- **INPUT**
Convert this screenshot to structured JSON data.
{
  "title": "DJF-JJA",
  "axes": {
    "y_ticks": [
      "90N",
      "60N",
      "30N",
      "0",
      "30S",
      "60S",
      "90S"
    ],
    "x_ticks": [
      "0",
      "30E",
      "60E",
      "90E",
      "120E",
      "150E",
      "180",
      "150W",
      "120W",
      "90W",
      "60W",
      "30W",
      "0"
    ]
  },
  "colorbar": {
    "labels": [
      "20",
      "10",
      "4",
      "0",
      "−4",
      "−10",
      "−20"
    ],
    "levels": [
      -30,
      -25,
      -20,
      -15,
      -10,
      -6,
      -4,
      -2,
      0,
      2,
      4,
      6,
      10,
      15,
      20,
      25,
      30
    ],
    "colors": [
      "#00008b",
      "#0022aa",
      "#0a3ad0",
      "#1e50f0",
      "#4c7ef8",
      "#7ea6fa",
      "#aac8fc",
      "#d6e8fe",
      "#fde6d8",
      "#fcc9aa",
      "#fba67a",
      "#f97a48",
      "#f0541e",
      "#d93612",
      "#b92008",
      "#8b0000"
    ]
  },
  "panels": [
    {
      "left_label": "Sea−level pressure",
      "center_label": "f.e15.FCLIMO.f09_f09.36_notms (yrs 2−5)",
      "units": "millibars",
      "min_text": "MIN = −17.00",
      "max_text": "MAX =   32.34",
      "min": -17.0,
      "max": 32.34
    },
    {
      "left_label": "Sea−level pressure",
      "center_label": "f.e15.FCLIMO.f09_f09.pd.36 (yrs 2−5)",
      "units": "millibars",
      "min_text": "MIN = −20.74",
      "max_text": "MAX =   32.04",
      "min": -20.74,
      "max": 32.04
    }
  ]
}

- **REQUIRED WORK**
Transcribe each entry exactly.

- **TASK RESPONSE**
Convert this screenshot to structured JSON data.
{
  "title": "DJF-JJA",
  "axes": {
    "y_ticks": [
      "90N",
      "60N",
      "30N",
      "0",
      "30S",
      "60S",
      "90S"
    ],
    "x_ticks": [
      "0",
      "30E",
      "60E",
      "90E",
      "120E",
      "150E",
      "180",
      "150W",
      "120W",
      "90W",
      "60W",
      "30W",
      "0"
    ]
  },
  "colorbar": {
    "labels": [
      "20",
      "10",
      "4",
      "0",
      "−4",
      "−10",
      "−20"
    ],
    "levels": [
      -30,
      -25,
      -20,
      -15,
      -10,
      -6,
      -4,
      -2,
      0,
      2,
      4,
      6,
      10,
      15,
      20,
      25,
      30
    ],
    "colors": [
      "#00008b",
      "#0022aa",
      "#0a3ad0",
      "#1e50f0",
      "#4c7ef8",
      "#7ea6fa",
      "#aac8fc",
      "#d6e8fe",
      "#fde6d8",
      "#fcc9aa",
      "#fba67a",
      "#f97a48",
      "#f0541e",
      "#d93612",
      "#b92008",
      "#8b0000"
    ]
  },
  "panels": [
    {
      "left_label": "Sea−level pressure",
      "center_label": "f.e15.FCLIMO.f09_f09.36_notms (yrs 2−5)",
      "units": "millibars",
      "min_text": "MIN = −17.00",
      "max_text": "MAX =   32.34",
      "min": -17.0,
      "max": 32.34
    },
    {
      "left_label": "Sea−level pressure",
      "center_label": "f.e15.FCLIMO.f09_f09.pd.36 (yrs 2−5)",
      "units": "millibars",
      "min_text": "MIN = −20.74",
      "max_text": "MAX =   32.04",
      "min": -20.74,
      "max": 32.04
    }
  ]
}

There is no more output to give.